_Your task_.
Return all lines that include the string "varphi".

_Records for the exercise_.
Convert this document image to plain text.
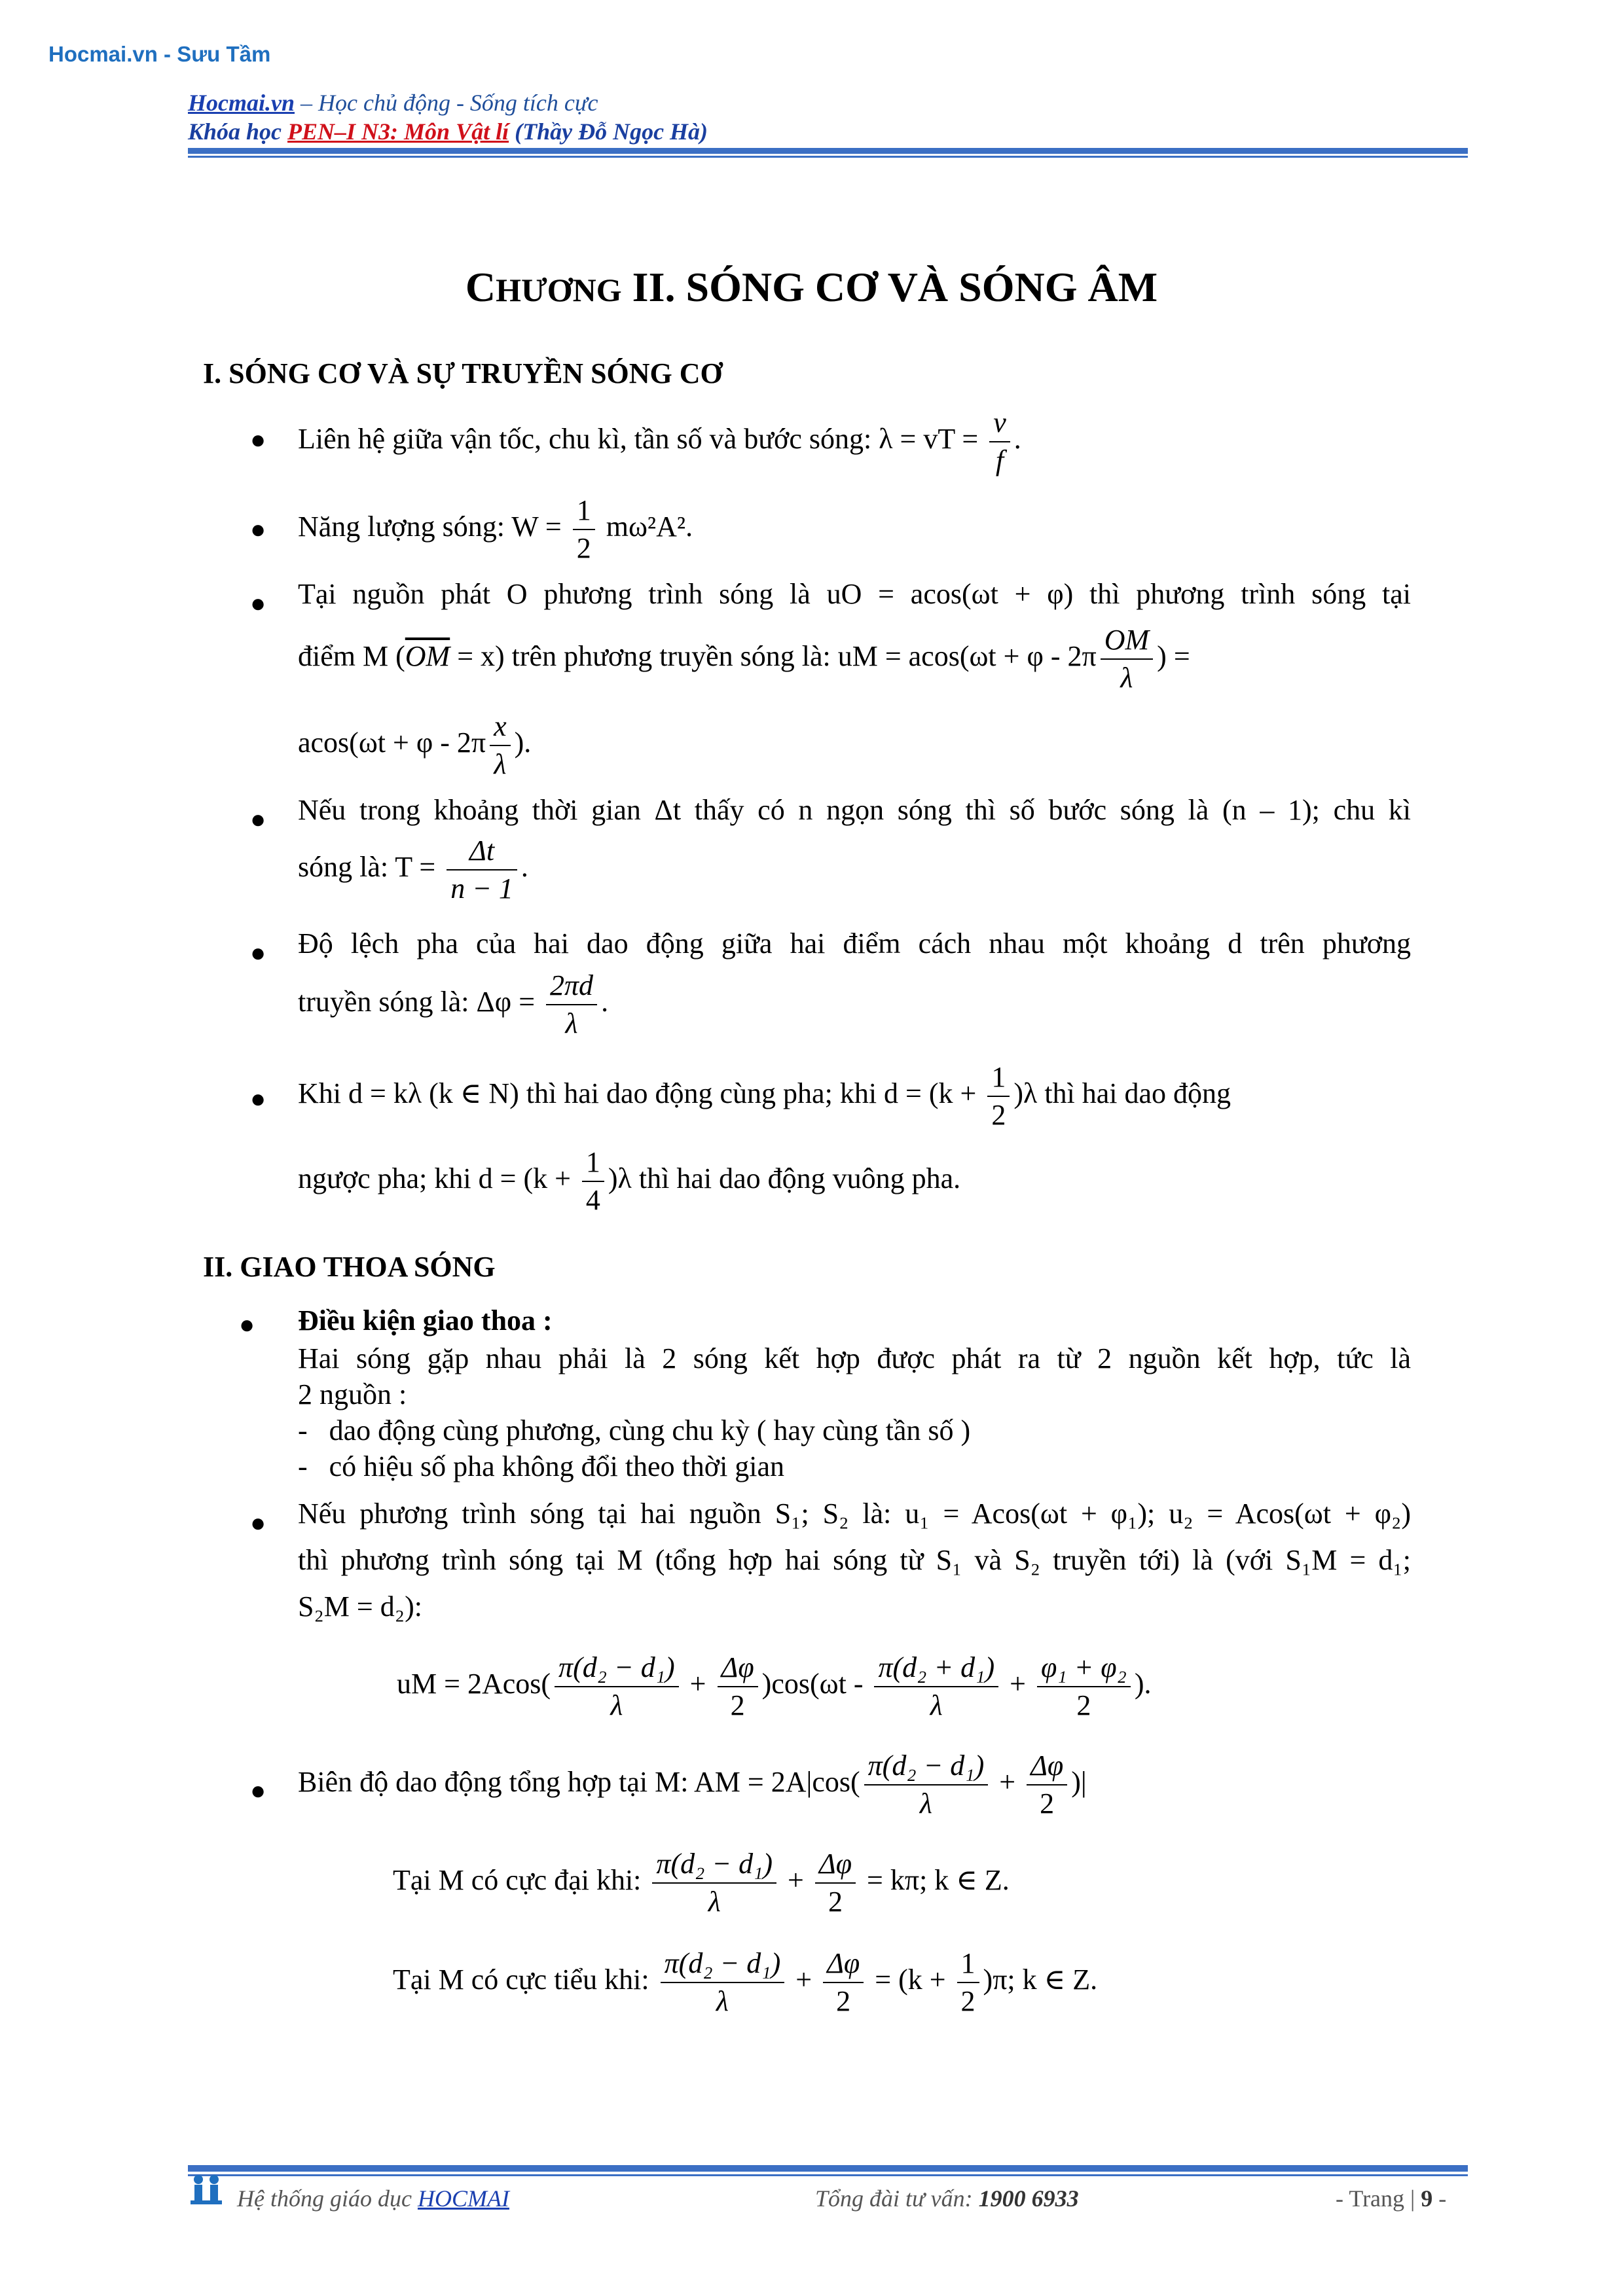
Hocmai.vn - Sưu Tầm
Hocmai.vn – Học chủ động - Sống tích cực
Khóa học PEN–I N3: Môn Vật lí (Thầy Đỗ Ngọc Hà)
CHƯƠNG II. SÓNG CƠ VÀ SÓNG ÂM
I. SÓNG CƠ VÀ SỰ TRUYỀN SÓNG CƠ
● Liên hệ giữa vận tốc, chu kì, tần số và bước sóng: λ = vT = $\frac{v}{f}$ .
● Năng lượng sóng: $W = \frac{1}{2} m\omega^2A^2$.
● Tại nguồn phát O phương trình sóng là uO = acos(ωt + φ) thì phương trình sóng tại
điểm M $(\overline{OM} = x)$ trên phương truyền sóng là: uM = $acos(\omega t + \varphi - 2\pi \frac{OM}{\lambda}$ ) =
$acos(\omega t + \varphi - 2\pi \frac{x}{\lambda}$ ).
● Nếu trong khoảng thời gian Δt thấy có n ngọn sóng thì số bước sóng là (n – 1); chu kì
sóng là: $T = \frac{\Delta t}{n - 1}$ .
● Độ lệch pha của hai dao động giữa hai điểm cách nhau một khoảng d trên phương
truyền sóng là: $\Delta\varphi = \frac{2\pi d}{\lambda}$ .
● Khi d = kλ (k ∈ N) thì hai dao động cùng pha; khi $d = (k + \frac{1}{2} )\lambda$ thì hai dao động
ngược pha; khi $d = (k + \frac{1}{4} )\lambda$ thì hai dao động vuông pha.
II. GIAO THOA SÓNG
● Điều kiện giao thoa :
Hai sóng gặp nhau phải là 2 sóng kết hợp được phát ra từ 2 nguồn kết hợp, tức là
2 nguồn :
-   dao động cùng phương, cùng chu kỳ ( hay cùng tần số )
-   có hiệu số pha không đổi theo thời gian
● Nếu phương trình sóng tại hai nguồn S₁; S₂ là: u₁ = Acos(ωt + φ₁); u₂ = Acos(ωt + φ₂)
thì phương trình sóng tại M (tổng hợp hai sóng từ S₁ và S₂ truyền tới) là (với S₁M = d₁;
S₂M = d₂):
uM = $2Acos( \frac{\text{π(d₂ − d₁)}}{\lambda} + \frac{\Delta\varphi}{2} )\cos(\omega t - \frac{\text{π(d₂ + d₁)}}{\lambda} + \frac{\text{φ₁ + φ₂}}{2}$ ).
● Biên độ dao động tổng hợp tại M: AM = $2A|\cos( \frac{\text{π(d₂ − d₁)}}{\lambda} + \frac{\Delta\varphi}{2}$ )|
Tại M có cực đại khi: $\frac{\text{π(d₂ − d₁)}}{\lambda} + \frac{\Delta\varphi}{2} = k\pi$; k ∈ Z.
Tại M có cực tiểu khi: $\frac{\text{π(d₂ − d₁)}}{\lambda} + \frac{\Delta\varphi}{2} = (k + \frac{1}{2} )\pi$; k ∈ Z.
Hệ thống giáo dục HOCMAI	Tổng đài tư vấn: 1900 6933	- Trang | 9 -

_Result for this exercise_.
điểm M $(\overline{OM} = x)$ trên phương truyền sóng là: uM = $acos(\omega t + \varphi - 2\pi \frac{OM}{\lambda}$ ) =
$acos(\omega t + \varphi - 2\pi \frac{x}{\lambda}$ ).
truyền sóng là: $\Delta\varphi = \frac{2\pi d}{\lambda}$ .
uM = $2Acos( \frac{\text{π(d₂ − d₁)}}{\lambda} + \frac{\Delta\varphi}{2} )\cos(\omega t - \frac{\text{π(d₂ + d₁)}}{\lambda} + \frac{\text{φ₁ + φ₂}}{2}$ ).
● Biên độ dao động tổng hợp tại M: AM = $2A|\cos( \frac{\text{π(d₂ − d₁)}}{\lambda} + \frac{\Delta\varphi}{2}$ )|
Tại M có cực đại khi: $\frac{\text{π(d₂ − d₁)}}{\lambda} + \frac{\Delta\varphi}{2} = k\pi$; k ∈ Z.
Tại M có cực tiểu khi: $\frac{\text{π(d₂ − d₁)}}{\lambda} + \frac{\Delta\varphi}{2} = (k + \frac{1}{2} )\pi$; k ∈ Z.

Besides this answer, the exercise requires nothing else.